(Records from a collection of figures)
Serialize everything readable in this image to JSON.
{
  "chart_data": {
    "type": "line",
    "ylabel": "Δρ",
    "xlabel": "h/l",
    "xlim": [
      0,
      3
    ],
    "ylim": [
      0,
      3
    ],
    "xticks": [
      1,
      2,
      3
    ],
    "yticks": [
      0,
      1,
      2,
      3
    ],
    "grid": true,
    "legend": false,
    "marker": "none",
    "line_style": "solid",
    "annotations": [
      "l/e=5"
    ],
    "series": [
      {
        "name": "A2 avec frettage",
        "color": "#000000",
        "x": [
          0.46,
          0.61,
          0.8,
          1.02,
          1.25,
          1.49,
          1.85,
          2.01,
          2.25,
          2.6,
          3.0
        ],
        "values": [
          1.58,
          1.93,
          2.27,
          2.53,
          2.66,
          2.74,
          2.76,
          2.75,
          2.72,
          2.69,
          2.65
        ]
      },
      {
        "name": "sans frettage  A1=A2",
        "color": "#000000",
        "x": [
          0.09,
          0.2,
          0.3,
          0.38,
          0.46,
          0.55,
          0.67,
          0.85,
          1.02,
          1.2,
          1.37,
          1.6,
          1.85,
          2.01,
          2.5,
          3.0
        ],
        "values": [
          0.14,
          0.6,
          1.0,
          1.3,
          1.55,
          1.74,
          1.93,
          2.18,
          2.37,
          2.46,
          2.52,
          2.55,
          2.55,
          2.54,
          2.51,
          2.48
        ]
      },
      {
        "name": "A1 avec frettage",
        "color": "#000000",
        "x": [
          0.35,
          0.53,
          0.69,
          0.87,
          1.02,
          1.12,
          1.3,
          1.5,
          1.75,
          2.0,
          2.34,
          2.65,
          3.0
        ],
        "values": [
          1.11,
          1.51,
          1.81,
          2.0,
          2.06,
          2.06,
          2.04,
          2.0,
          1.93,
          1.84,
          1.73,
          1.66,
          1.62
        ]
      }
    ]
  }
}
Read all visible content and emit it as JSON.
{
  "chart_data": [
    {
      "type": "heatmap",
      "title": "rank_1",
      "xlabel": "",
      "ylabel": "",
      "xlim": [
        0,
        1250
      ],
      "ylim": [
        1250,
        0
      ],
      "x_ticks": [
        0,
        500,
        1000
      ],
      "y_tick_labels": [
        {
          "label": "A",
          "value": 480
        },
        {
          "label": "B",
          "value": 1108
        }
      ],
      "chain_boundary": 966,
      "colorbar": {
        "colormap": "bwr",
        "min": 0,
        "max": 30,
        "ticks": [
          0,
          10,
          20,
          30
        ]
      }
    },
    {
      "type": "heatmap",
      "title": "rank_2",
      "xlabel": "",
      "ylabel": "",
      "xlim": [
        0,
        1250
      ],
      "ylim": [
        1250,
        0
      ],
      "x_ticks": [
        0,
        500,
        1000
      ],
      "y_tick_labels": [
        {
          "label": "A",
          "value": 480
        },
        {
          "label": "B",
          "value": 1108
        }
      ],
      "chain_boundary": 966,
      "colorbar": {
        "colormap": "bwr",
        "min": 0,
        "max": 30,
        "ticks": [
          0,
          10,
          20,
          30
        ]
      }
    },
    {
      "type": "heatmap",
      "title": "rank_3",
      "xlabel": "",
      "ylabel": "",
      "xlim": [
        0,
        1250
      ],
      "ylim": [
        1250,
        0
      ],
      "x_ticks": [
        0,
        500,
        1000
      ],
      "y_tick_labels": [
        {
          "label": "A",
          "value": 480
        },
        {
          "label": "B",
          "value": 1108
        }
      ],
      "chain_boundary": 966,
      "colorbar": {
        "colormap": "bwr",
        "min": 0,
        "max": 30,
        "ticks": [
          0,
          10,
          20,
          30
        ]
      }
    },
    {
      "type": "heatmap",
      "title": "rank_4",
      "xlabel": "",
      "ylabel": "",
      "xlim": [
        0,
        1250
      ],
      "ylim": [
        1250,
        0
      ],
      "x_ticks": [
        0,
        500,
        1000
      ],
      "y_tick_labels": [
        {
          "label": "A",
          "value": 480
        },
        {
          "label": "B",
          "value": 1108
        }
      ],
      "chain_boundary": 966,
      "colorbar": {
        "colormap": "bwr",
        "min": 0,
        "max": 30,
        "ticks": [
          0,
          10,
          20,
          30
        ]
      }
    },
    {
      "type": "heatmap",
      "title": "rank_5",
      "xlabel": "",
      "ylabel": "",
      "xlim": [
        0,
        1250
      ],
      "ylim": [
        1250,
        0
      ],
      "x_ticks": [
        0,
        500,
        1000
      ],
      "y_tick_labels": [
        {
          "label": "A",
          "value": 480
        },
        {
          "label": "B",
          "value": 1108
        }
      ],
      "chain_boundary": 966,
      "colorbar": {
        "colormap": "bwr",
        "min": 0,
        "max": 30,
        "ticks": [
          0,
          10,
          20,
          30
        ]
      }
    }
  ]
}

TASK OBJECTIVE -> Set out the complete listing exactly as shown.

SOLUTION FOR THIS PROBLEM ->
Serialize everything readable in this image to JSON.
{
  "chart_data": {
    "type": "line",
    "ylabel": "Δρ",
    "xlabel": "h/l",
    "xlim": [
      0,
      3
    ],
    "ylim": [
      0,
      3
    ],
    "xticks": [
      1,
      2,
      3
    ],
    "yticks": [
      0,
      1,
      2,
      3
    ],
    "grid": true,
    "legend": false,
    "marker": "none",
    "line_style": "solid",
    "annotations": [
      "l/e=5"
    ],
    "series": [
      {
        "name": "A2 avec frettage",
        "color": "#000000",
        "x": [
          0.46,
          0.61,
          0.8,
          1.02,
          1.25,
          1.49,
          1.85,
          2.01,
          2.25,
          2.6,
          3.0
        ],
        "values": [
          1.58,
          1.93,
          2.27,
          2.53,
          2.66,
          2.74,
          2.76,
          2.75,
          2.72,
          2.69,
          2.65
        ]
      },
      {
        "name": "sans frettage  A1=A2",
        "color": "#000000",
        "x": [
          0.09,
          0.2,
          0.3,
          0.38,
          0.46,
          0.55,
          0.67,
          0.85,
          1.02,
          1.2,
          1.37,
          1.6,
          1.85,
          2.01,
          2.5,
          3.0
        ],
        "values": [
          0.14,
          0.6,
          1.0,
          1.3,
          1.55,
          1.74,
          1.93,
          2.18,
          2.37,
          2.46,
          2.52,
          2.55,
          2.55,
          2.54,
          2.51,
          2.48
        ]
      },
      {
        "name": "A1 avec frettage",
        "color": "#000000",
        "x": [
          0.35,
          0.53,
          0.69,
          0.87,
          1.02,
          1.12,
          1.3,
          1.5,
          1.75,
          2.0,
          2.34,
          2.65,
          3.0
        ],
        "values": [
          1.11,
          1.51,
          1.81,
          2.0,
          2.06,
          2.06,
          2.04,
          2.0,
          1.93,
          1.84,
          1.73,
          1.66,
          1.62
        ]
      }
    ]
  }
}
Read all visible content and emit it as JSON.
{
  "chart_data": [
    {
      "type": "heatmap",
      "title": "rank_1",
      "xlabel": "",
      "ylabel": "",
      "xlim": [
        0,
        1250
      ],
      "ylim": [
        1250,
        0
      ],
      "x_ticks": [
        0,
        500,
        1000
      ],
      "y_tick_labels": [
        {
          "label": "A",
          "value": 480
        },
        {
          "label": "B",
          "value": 1108
        }
      ],
      "chain_boundary": 966,
      "colorbar": {
        "colormap": "bwr",
        "min": 0,
        "max": 30,
        "ticks": [
          0,
          10,
          20,
          30
        ]
      }
    },
    {
      "type": "heatmap",
      "title": "rank_2",
      "xlabel": "",
      "ylabel": "",
      "xlim": [
        0,
        1250
      ],
      "ylim": [
        1250,
        0
      ],
      "x_ticks": [
        0,
        500,
        1000
      ],
      "y_tick_labels": [
        {
          "label": "A",
          "value": 480
        },
        {
          "label": "B",
          "value": 1108
        }
      ],
      "chain_boundary": 966,
      "colorbar": {
        "colormap": "bwr",
        "min": 0,
        "max": 30,
        "ticks": [
          0,
          10,
          20,
          30
        ]
      }
    },
    {
      "type": "heatmap",
      "title": "rank_3",
      "xlabel": "",
      "ylabel": "",
      "xlim": [
        0,
        1250
      ],
      "ylim": [
        1250,
        0
      ],
      "x_ticks": [
        0,
        500,
        1000
      ],
      "y_tick_labels": [
        {
          "label": "A",
          "value": 480
        },
        {
          "label": "B",
          "value": 1108
        }
      ],
      "chain_boundary": 966,
      "colorbar": {
        "colormap": "bwr",
        "min": 0,
        "max": 30,
        "ticks": [
          0,
          10,
          20,
          30
        ]
      }
    },
    {
      "type": "heatmap",
      "title": "rank_4",
      "xlabel": "",
      "ylabel": "",
      "xlim": [
        0,
        1250
      ],
      "ylim": [
        1250,
        0
      ],
      "x_ticks": [
        0,
        500,
        1000
      ],
      "y_tick_labels": [
        {
          "label": "A",
          "value": 480
        },
        {
          "label": "B",
          "value": 1108
        }
      ],
      "chain_boundary": 966,
      "colorbar": {
        "colormap": "bwr",
        "min": 0,
        "max": 30,
        "ticks": [
          0,
          10,
          20,
          30
        ]
      }
    },
    {
      "type": "heatmap",
      "title": "rank_5",
      "xlabel": "",
      "ylabel": "",
      "xlim": [
        0,
        1250
      ],
      "ylim": [
        1250,
        0
      ],
      "x_ticks": [
        0,
        500,
        1000
      ],
      "y_tick_labels": [
        {
          "label": "A",
          "value": 480
        },
        {
          "label": "B",
          "value": 1108
        }
      ],
      "chain_boundary": 966,
      "colorbar": {
        "colormap": "bwr",
        "min": 0,
        "max": 30,
        "ticks": [
          0,
          10,
          20,
          30
        ]
      }
    }
  ]
}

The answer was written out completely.